▸ WHAT YOU SHOULD DO: Records follow. Copy every line with "this".
— Start DATASET RECORDS —
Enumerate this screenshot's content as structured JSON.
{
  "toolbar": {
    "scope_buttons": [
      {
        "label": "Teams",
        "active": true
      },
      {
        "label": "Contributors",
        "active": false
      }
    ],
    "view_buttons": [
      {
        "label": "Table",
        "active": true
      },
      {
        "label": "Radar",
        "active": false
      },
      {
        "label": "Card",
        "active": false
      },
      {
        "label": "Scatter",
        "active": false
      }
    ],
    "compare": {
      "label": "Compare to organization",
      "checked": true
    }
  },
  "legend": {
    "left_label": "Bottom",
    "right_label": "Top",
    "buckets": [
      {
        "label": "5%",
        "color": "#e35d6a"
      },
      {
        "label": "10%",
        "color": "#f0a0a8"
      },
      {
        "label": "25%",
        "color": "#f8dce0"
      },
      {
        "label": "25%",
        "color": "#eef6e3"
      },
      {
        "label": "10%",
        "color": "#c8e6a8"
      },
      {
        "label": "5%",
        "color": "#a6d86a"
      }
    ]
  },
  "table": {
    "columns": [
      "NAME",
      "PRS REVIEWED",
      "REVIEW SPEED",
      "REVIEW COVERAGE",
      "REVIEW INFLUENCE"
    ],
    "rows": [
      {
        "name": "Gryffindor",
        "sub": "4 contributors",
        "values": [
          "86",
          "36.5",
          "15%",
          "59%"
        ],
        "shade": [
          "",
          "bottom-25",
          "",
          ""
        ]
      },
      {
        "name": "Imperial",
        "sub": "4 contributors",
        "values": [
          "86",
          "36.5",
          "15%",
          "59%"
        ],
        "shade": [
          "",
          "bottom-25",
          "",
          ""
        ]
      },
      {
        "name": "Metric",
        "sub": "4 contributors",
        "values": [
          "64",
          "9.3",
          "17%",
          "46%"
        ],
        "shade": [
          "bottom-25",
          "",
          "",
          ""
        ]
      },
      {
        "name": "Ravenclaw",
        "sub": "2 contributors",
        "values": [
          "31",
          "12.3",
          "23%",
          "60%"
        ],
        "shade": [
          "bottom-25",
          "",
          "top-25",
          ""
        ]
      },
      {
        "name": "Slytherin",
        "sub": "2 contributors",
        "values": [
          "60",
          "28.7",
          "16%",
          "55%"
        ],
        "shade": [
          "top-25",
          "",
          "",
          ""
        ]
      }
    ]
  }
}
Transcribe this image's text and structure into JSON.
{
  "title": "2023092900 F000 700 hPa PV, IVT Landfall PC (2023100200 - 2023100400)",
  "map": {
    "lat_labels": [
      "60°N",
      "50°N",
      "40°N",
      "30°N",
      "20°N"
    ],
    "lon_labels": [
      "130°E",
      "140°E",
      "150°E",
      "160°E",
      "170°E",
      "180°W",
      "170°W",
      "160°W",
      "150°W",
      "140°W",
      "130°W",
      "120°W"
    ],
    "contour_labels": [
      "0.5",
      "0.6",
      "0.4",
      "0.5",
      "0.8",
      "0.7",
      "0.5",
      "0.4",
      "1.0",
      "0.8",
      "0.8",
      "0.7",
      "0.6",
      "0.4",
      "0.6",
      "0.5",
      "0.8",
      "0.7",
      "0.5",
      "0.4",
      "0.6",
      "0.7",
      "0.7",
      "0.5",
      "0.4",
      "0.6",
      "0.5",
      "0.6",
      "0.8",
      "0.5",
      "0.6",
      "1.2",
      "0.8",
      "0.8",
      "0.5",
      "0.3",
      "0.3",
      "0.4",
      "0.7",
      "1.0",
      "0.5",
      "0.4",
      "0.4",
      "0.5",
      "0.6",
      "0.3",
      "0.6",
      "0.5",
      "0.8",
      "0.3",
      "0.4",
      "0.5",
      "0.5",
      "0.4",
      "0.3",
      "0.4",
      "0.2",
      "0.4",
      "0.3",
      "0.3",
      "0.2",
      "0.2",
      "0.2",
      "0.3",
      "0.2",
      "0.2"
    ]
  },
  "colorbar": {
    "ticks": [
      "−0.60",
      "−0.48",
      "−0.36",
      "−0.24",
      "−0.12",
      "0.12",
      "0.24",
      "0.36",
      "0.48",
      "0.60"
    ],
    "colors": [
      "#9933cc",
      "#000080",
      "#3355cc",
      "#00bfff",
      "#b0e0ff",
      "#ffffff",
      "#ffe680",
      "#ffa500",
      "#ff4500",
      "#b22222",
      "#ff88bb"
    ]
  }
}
— End DATASET RECORDS —
▸ EXERCISE ANSWER:
Enumerate this screenshot's content as structured JSON.
Transcribe this image's text and structure into JSON.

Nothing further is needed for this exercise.